GOAL:
Extract all of the data and reproduce it precisely.
▼
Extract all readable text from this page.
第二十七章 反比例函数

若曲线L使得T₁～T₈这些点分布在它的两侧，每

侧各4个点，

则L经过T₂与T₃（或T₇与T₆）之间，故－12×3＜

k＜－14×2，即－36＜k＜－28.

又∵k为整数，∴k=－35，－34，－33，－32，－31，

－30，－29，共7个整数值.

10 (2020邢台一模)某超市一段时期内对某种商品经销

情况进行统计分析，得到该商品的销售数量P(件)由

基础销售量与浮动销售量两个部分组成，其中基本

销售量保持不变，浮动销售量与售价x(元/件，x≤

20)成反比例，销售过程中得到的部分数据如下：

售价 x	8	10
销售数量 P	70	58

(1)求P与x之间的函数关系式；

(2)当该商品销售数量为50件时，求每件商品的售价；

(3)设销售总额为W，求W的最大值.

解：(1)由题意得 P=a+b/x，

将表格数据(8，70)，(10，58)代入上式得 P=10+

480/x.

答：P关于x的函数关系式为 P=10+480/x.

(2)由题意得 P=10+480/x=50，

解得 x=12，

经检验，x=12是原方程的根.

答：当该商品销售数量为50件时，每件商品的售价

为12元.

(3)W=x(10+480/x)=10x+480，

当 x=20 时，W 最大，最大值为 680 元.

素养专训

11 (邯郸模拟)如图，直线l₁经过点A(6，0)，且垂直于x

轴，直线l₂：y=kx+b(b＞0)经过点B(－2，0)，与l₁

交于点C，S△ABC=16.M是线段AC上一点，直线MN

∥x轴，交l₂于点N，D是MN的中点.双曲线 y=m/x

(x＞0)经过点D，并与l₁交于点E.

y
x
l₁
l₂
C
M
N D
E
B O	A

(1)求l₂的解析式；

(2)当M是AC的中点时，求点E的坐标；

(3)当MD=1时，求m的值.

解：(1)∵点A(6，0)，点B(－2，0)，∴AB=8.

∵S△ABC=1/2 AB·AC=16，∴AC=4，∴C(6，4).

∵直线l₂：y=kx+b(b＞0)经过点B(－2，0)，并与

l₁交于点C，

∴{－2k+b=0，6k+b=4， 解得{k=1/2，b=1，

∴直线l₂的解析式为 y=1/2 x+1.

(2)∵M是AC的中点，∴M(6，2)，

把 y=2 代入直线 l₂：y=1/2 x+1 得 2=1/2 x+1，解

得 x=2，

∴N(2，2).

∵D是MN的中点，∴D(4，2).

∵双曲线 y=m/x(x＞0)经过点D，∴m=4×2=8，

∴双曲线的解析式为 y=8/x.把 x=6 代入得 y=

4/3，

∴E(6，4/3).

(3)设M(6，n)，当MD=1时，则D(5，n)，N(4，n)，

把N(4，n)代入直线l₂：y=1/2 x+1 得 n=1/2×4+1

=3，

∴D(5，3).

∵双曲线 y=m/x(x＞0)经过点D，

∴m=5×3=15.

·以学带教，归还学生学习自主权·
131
▲
WRITTEN ANSWER:
Extract all readable text from this page.
第二十七章 反比例函数

若曲线L使得T₁～T₈这些点分布在它的两侧，每

侧各4个点，

则L经过T₂与T₃（或T₇与T₆）之间，故－12×3＜

k＜－14×2，即－36＜k＜－28.

又∵k为整数，∴k=－35，－34，－33，－32，－31，

－30，－29，共7个整数值.

10 (2020邢台一模)某超市一段时期内对某种商品经销

情况进行统计分析，得到该商品的销售数量P(件)由

基础销售量与浮动销售量两个部分组成，其中基本

销售量保持不变，浮动销售量与售价x(元/件，x≤

20)成反比例，销售过程中得到的部分数据如下：

售价 x	8	10
销售数量 P	70	58

(1)求P与x之间的函数关系式；

(2)当该商品销售数量为50件时，求每件商品的售价；

(3)设销售总额为W，求W的最大值.

解：(1)由题意得 P=a+b/x，

将表格数据(8，70)，(10，58)代入上式得 P=10+

480/x.

答：P关于x的函数关系式为 P=10+480/x.

(2)由题意得 P=10+480/x=50，

解得 x=12，

经检验，x=12是原方程的根.

答：当该商品销售数量为50件时，每件商品的售价

为12元.

(3)W=x(10+480/x)=10x+480，

当 x=20 时，W 最大，最大值为 680 元.

素养专训

11 (邯郸模拟)如图，直线l₁经过点A(6，0)，且垂直于x

轴，直线l₂：y=kx+b(b＞0)经过点B(－2，0)，与l₁

交于点C，S△ABC=16.M是线段AC上一点，直线MN

∥x轴，交l₂于点N，D是MN的中点.双曲线 y=m/x

(x＞0)经过点D，并与l₁交于点E.

y
x
l₁
l₂
C
M
N D
E
B O	A

(1)求l₂的解析式；

(2)当M是AC的中点时，求点E的坐标；

(3)当MD=1时，求m的值.

解：(1)∵点A(6，0)，点B(－2，0)，∴AB=8.

∵S△ABC=1/2 AB·AC=16，∴AC=4，∴C(6，4).

∵直线l₂：y=kx+b(b＞0)经过点B(－2，0)，并与

l₁交于点C，

∴{－2k+b=0，6k+b=4， 解得{k=1/2，b=1，

∴直线l₂的解析式为 y=1/2 x+1.

(2)∵M是AC的中点，∴M(6，2)，

把 y=2 代入直线 l₂：y=1/2 x+1 得 2=1/2 x+1，解

得 x=2，

∴N(2，2).

∵D是MN的中点，∴D(4，2).

∵双曲线 y=m/x(x＞0)经过点D，∴m=4×2=8，

∴双曲线的解析式为 y=8/x.把 x=6 代入得 y=

4/3，

∴E(6，4/3).

(3)设M(6，n)，当MD=1时，则D(5，n)，N(4，n)，

把N(4，n)代入直线l₂：y=1/2 x+1 得 n=1/2×4+1

=3，

∴D(5，3).

∵双曲线 y=m/x(x＞0)经过点D，

∴m=5×3=15.

·以学带教，归还学生学习自主权·
131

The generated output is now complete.